**EXERCISE MATERIAL**
.....

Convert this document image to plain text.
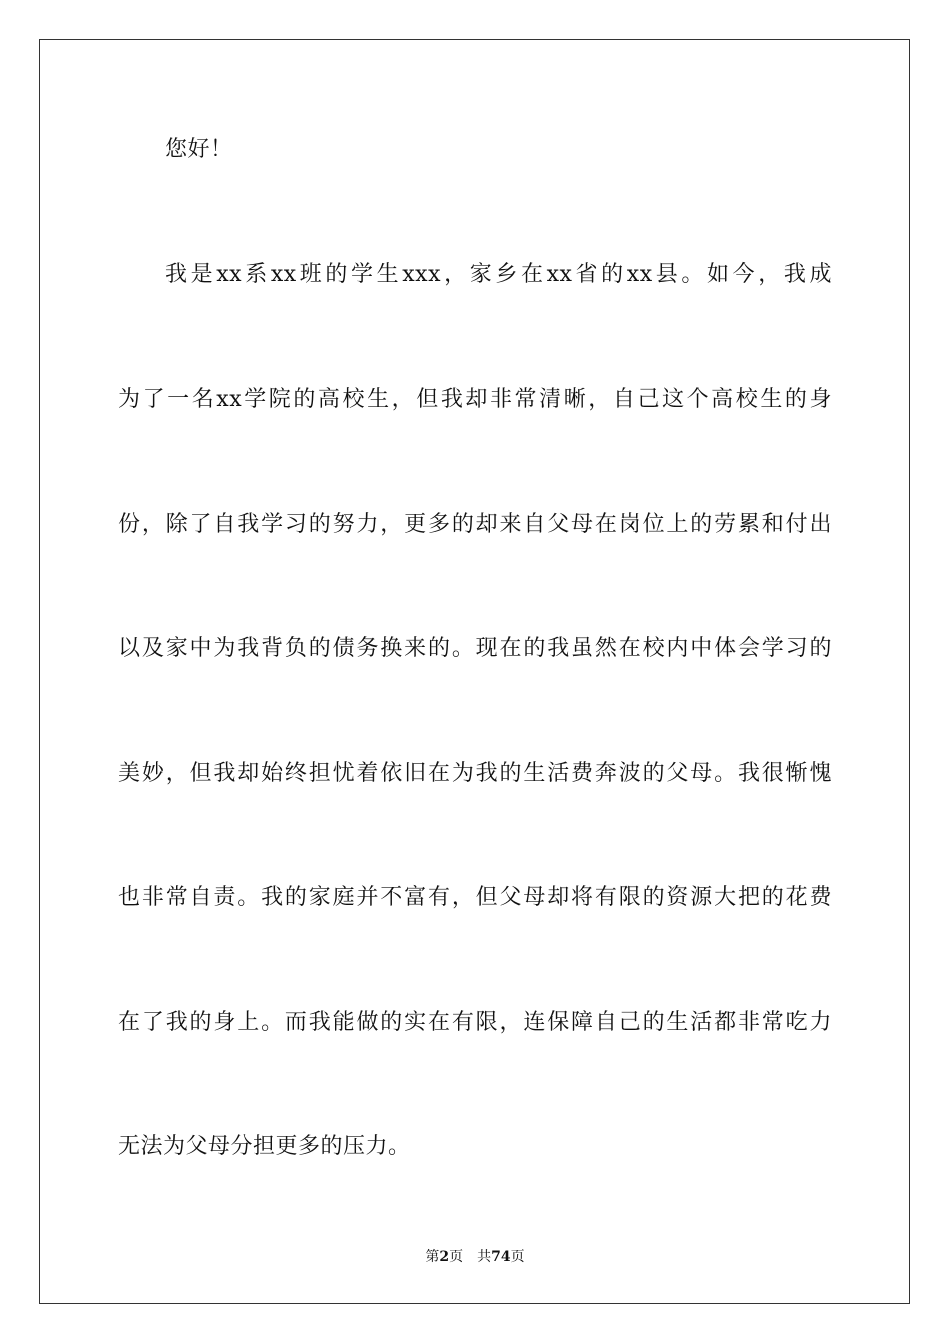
您好！
我是xx系xx班的学生xxx，家乡在xx省的xx县。如今，我成
为了一名xx学院的高校生，但我却非常清晰，自己这个高校生的身
份，除了自我学习的努力，更多的却来自父母在岗位上的劳累和付出
以及家中为我背负的债务换来的。现在的我虽然在校内中体会学习的
美妙，但我却始终担忧着依旧在为我的生活费奔波的父母。我很惭愧
也非常自责。我的家庭并不富有，但父母却将有限的资源大把的花费
在了我的身上。而我能做的实在有限，连保障自己的生活都非常吃力
无法为父母分担更多的压力。
第2页 共74页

.....

Reproduce each entry precisely. Leave the pictures out.

**ANSWER TO THIS TASK**
Convert this document image to plain text.
您好！
我是xx系xx班的学生xxx，家乡在xx省的xx县。如今，我成
为了一名xx学院的高校生，但我却非常清晰，自己这个高校生的身
份，除了自我学习的努力，更多的却来自父母在岗位上的劳累和付出
以及家中为我背负的债务换来的。现在的我虽然在校内中体会学习的
美妙，但我却始终担忧着依旧在为我的生活费奔波的父母。我很惭愧
也非常自责。我的家庭并不富有，但父母却将有限的资源大把的花费
在了我的身上。而我能做的实在有限，连保障自己的生活都非常吃力
无法为父母分担更多的压力。
第2页 共74页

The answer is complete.